Short task> Do not carry the pictures over; copy every other part of the entries exactly.
=== Records for this exercise ===
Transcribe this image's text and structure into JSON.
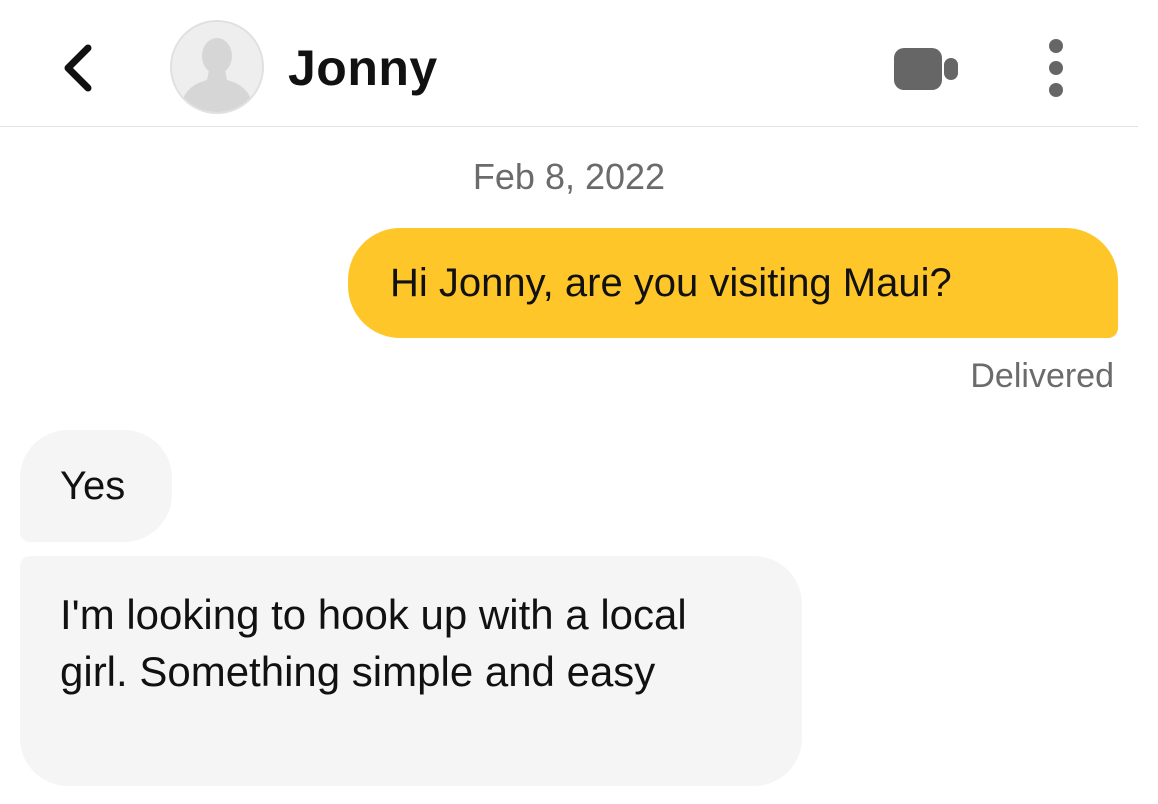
{
  "header": {
    "contact_name": "Jonny",
    "icons": {
      "back": "chevron-left-icon",
      "avatar": "default-user-avatar",
      "video": "video-camera-icon",
      "more": "more-vertical-icon"
    }
  },
  "conversation": {
    "date": "Feb 8, 2022",
    "messages": [
      {
        "direction": "outgoing",
        "text": "Hi Jonny, are you visiting Maui?",
        "status": "Delivered"
      },
      {
        "direction": "incoming",
        "text": "Yes"
      },
      {
        "direction": "incoming",
        "text": "I'm looking to hook up with a local girl. Something simple and easy"
      }
    ]
  },
  "colors": {
    "outgoing_bubble": "#ffc629",
    "incoming_bubble": "#f5f5f5",
    "icon_gray": "#666666",
    "meta_text": "#6b6b6b"
  }
}
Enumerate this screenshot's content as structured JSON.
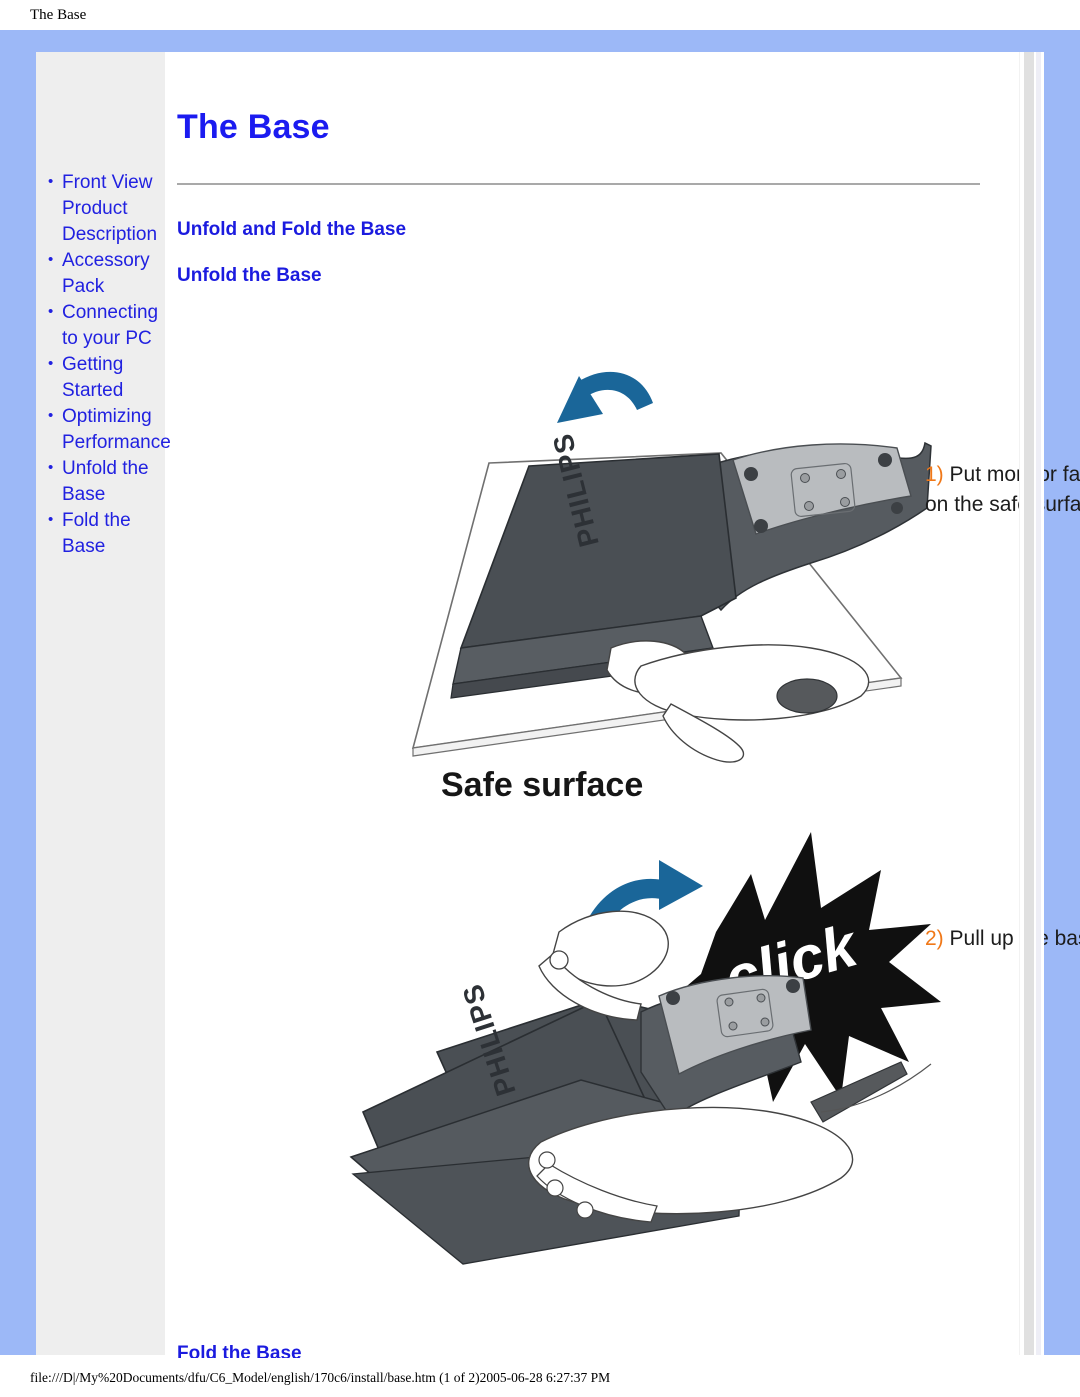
{
  "browser": {
    "header_title": "The Base",
    "footer_status": "file:///D|/My%20Documents/dfu/C6_Model/english/170c6/install/base.htm (1 of 2)2005-06-28 6:27:37 PM"
  },
  "colors": {
    "frame_blue": "#9cb8f7",
    "link_blue": "#2121e0",
    "heading_blue": "#1b1bdf",
    "step_number_orange": "#f07818",
    "arrow_blue": "#1a6699",
    "sidebar_gray": "#eeeeee"
  },
  "page": {
    "title": "The Base"
  },
  "sidebar": {
    "items": [
      {
        "label": "Front View Product Description"
      },
      {
        "label": "Accessory Pack"
      },
      {
        "label": "Connecting to your PC"
      },
      {
        "label": "Getting Started"
      },
      {
        "label": "Optimizing Performance"
      },
      {
        "label": "Unfold the Base"
      },
      {
        "label": "Fold the Base"
      }
    ]
  },
  "main": {
    "section_heading": "Unfold and Fold the Base",
    "subsection_heading": "Unfold the Base",
    "fold_heading": "Fold the Base",
    "steps": [
      {
        "number": "1)",
        "text": "Put monitor face down on the safe surface."
      },
      {
        "number": "2)",
        "text": "Pull up the base."
      }
    ],
    "illustrations": {
      "figure1": {
        "caption": "Safe surface",
        "monitor_brand": "PHILIPS",
        "arrow": "curved-arrow-left-down"
      },
      "figure2": {
        "badge": "click",
        "monitor_brand": "PHILIPS",
        "arrow": "curved-arrow-right-up"
      }
    }
  }
}
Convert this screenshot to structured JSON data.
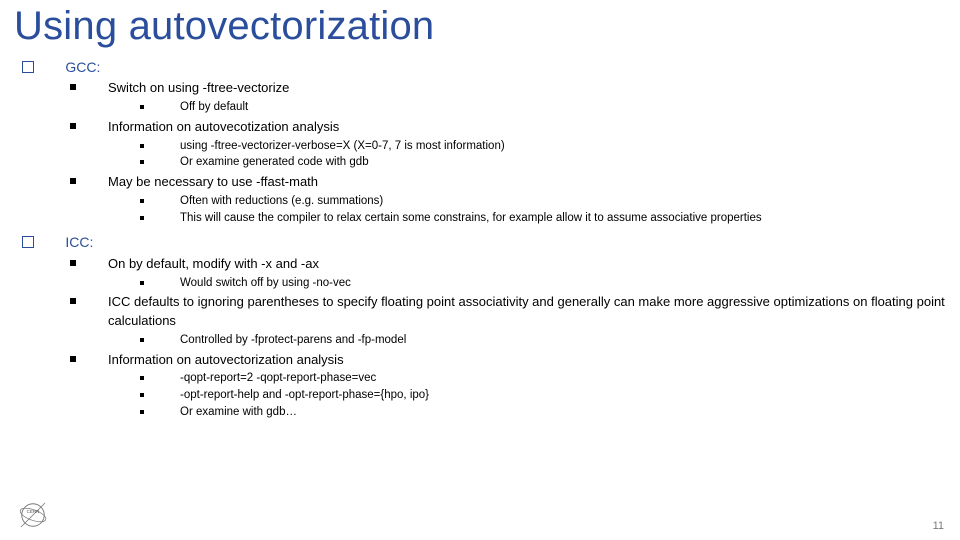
{
  "title": "Using autovectorization",
  "sections": [
    {
      "label": "GCC:",
      "items": [
        {
          "text": "Switch on using -ftree-vectorize",
          "sub": [
            "Off by default"
          ]
        },
        {
          "text": "Information on autovecotization analysis",
          "sub": [
            "using -ftree-vectorizer-verbose=X (X=0-7, 7 is most information)",
            "Or examine generated code with gdb"
          ]
        },
        {
          "text": "May be necessary to use -ffast-math",
          "sub": [
            "Often with reductions (e.g. summations)",
            "This will cause the compiler to relax certain some constrains, for example allow it to assume associative properties"
          ]
        }
      ]
    },
    {
      "label": "ICC:",
      "items": [
        {
          "text": "On by default, modify with -x and -ax",
          "sub": [
            "Would switch off by using -no-vec"
          ]
        },
        {
          "text": "ICC defaults to ignoring parentheses to specify floating point associativity and generally can make more aggressive optimizations on floating point calculations",
          "sub": [
            "Controlled by -fprotect-parens and -fp-model"
          ]
        },
        {
          "text": "Information on autovectorization analysis",
          "sub": [
            "-qopt-report=2 -qopt-report-phase=vec",
            "-opt-report-help and -opt-report-phase={hpo, ipo}",
            "Or examine with gdb…"
          ]
        }
      ]
    }
  ],
  "page_number": "11",
  "logo_label": "CERN"
}
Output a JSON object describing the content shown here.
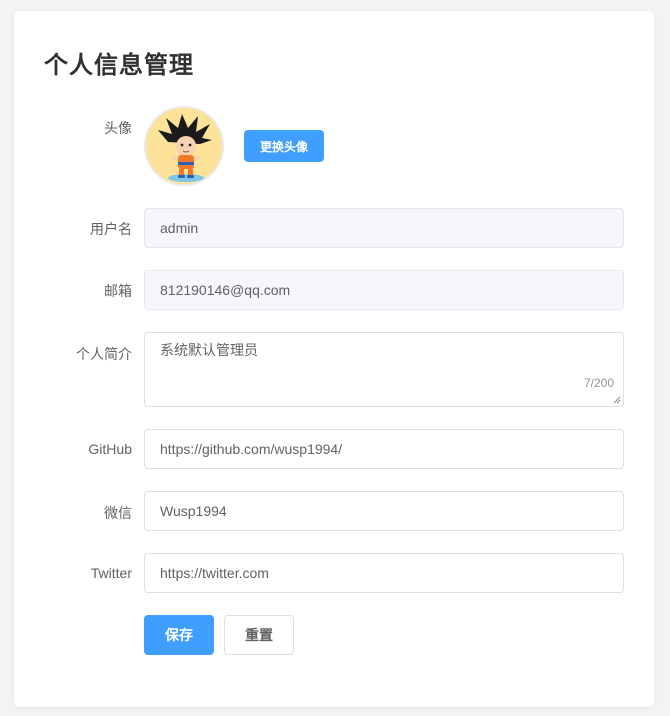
{
  "page": {
    "title": "个人信息管理"
  },
  "form": {
    "avatar": {
      "label": "头像",
      "change_button": "更换头像"
    },
    "username": {
      "label": "用户名",
      "value": "admin"
    },
    "email": {
      "label": "邮箱",
      "value": "812190146@qq.com"
    },
    "bio": {
      "label": "个人简介",
      "value": "系统默认管理员",
      "counter": "7/200"
    },
    "github": {
      "label": "GitHub",
      "value": "https://github.com/wusp1994/"
    },
    "wechat": {
      "label": "微信",
      "value": "Wusp1994"
    },
    "twitter": {
      "label": "Twitter",
      "value": "https://twitter.com"
    }
  },
  "actions": {
    "save": "保存",
    "reset": "重置"
  },
  "colors": {
    "primary": "#409eff",
    "disabled_bg": "#f5f7fa",
    "border": "#dcdfe6"
  }
}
===
Exercise solution>
Transcribe this image's text and structure into JSON.
{
  "header": {
    "contact_name": "Jonny",
    "icons": {
      "back": "chevron-left-icon",
      "avatar": "default-user-avatar",
      "video": "video-camera-icon",
      "more": "more-vertical-icon"
    }
  },
  "conversation": {
    "date": "Feb 8, 2022",
    "messages": [
      {
        "direction": "outgoing",
        "text": "Hi Jonny, are you visiting Maui?",
        "status": "Delivered"
      },
      {
        "direction": "incoming",
        "text": "Yes"
      },
      {
        "direction": "incoming",
        "text": "I'm looking to hook up with a local girl. Something simple and easy"
      }
    ]
  },
  "colors": {
    "outgoing_bubble": "#ffc629",
    "incoming_bubble": "#f5f5f5",
    "icon_gray": "#666666",
    "meta_text": "#6b6b6b"
  }
}
Enumerate this screenshot's content as structured JSON.
{
  "browser": {
    "header_title": "The Base",
    "footer_status": "file:///D|/My%20Documents/dfu/C6_Model/english/170c6/install/base.htm (1 of 2)2005-06-28 6:27:37 PM"
  },
  "colors": {
    "frame_blue": "#9cb8f7",
    "link_blue": "#2121e0",
    "heading_blue": "#1b1bdf",
    "step_number_orange": "#f07818",
    "arrow_blue": "#1a6699",
    "sidebar_gray": "#eeeeee"
  },
  "page": {
    "title": "The Base"
  },
  "sidebar": {
    "items": [
      {
        "label": "Front View Product Description"
      },
      {
        "label": "Accessory Pack"
      },
      {
        "label": "Connecting to your PC"
      },
      {
        "label": "Getting Started"
      },
      {
        "label": "Optimizing Performance"
      },
      {
        "label": "Unfold the Base"
      },
      {
        "label": "Fold the Base"
      }
    ]
  },
  "main": {
    "section_heading": "Unfold and Fold the Base",
    "subsection_heading": "Unfold the Base",
    "fold_heading": "Fold the Base",
    "steps": [
      {
        "number": "1)",
        "text": "Put monitor face down on the safe surface."
      },
      {
        "number": "2)",
        "text": "Pull up the base."
      }
    ],
    "illustrations": {
      "figure1": {
        "caption": "Safe surface",
        "monitor_brand": "PHILIPS",
        "arrow": "curved-arrow-left-down"
      },
      "figure2": {
        "badge": "click",
        "monitor_brand": "PHILIPS",
        "arrow": "curved-arrow-right-up"
      }
    }
  }
}
Convert this screenshot to structured JSON data.
{
  "title": "Using autovectorization",
  "sections": [
    {
      "label": "GCC:",
      "items": [
        {
          "text": "Switch on using -ftree-vectorize",
          "sub": [
            "Off by default"
          ]
        },
        {
          "text": "Information on autovecotization analysis",
          "sub": [
            "using -ftree-vectorizer-verbose=X (X=0-7, 7 is most information)",
            "Or examine generated code with gdb"
          ]
        },
        {
          "text": "May be necessary to use -ffast-math",
          "sub": [
            "Often with reductions (e.g. summations)",
            "This will cause the compiler to relax certain some constrains, for example allow it to assume associative properties"
          ]
        }
      ]
    },
    {
      "label": "ICC:",
      "items": [
        {
          "text": "On by default, modify with -x and -ax",
          "sub": [
            "Would switch off by using -no-vec"
          ]
        },
        {
          "text": "ICC defaults to ignoring parentheses to specify floating point associativity and generally can make more aggressive optimizations on floating point calculations",
          "sub": [
            "Controlled by -fprotect-parens and -fp-model"
          ]
        },
        {
          "text": "Information on autovectorization analysis",
          "sub": [
            "-qopt-report=2 -qopt-report-phase=vec",
            "-opt-report-help and -opt-report-phase={hpo, ipo}",
            "Or examine with gdb…"
          ]
        }
      ]
    }
  ],
  "page_number": "11",
  "logo_label": "CERN"
}
Output a JSON object describing the content shown here.
{
  "page": {
    "title": "个人信息管理"
  },
  "form": {
    "avatar": {
      "label": "头像",
      "change_button": "更换头像"
    },
    "username": {
      "label": "用户名",
      "value": "admin"
    },
    "email": {
      "label": "邮箱",
      "value": "812190146@qq.com"
    },
    "bio": {
      "label": "个人简介",
      "value": "系统默认管理员",
      "counter": "7/200"
    },
    "github": {
      "label": "GitHub",
      "value": "https://github.com/wusp1994/"
    },
    "wechat": {
      "label": "微信",
      "value": "Wusp1994"
    },
    "twitter": {
      "label": "Twitter",
      "value": "https://twitter.com"
    }
  },
  "actions": {
    "save": "保存",
    "reset": "重置"
  },
  "colors": {
    "primary": "#409eff",
    "disabled_bg": "#f5f7fa",
    "border": "#dcdfe6"
  }
}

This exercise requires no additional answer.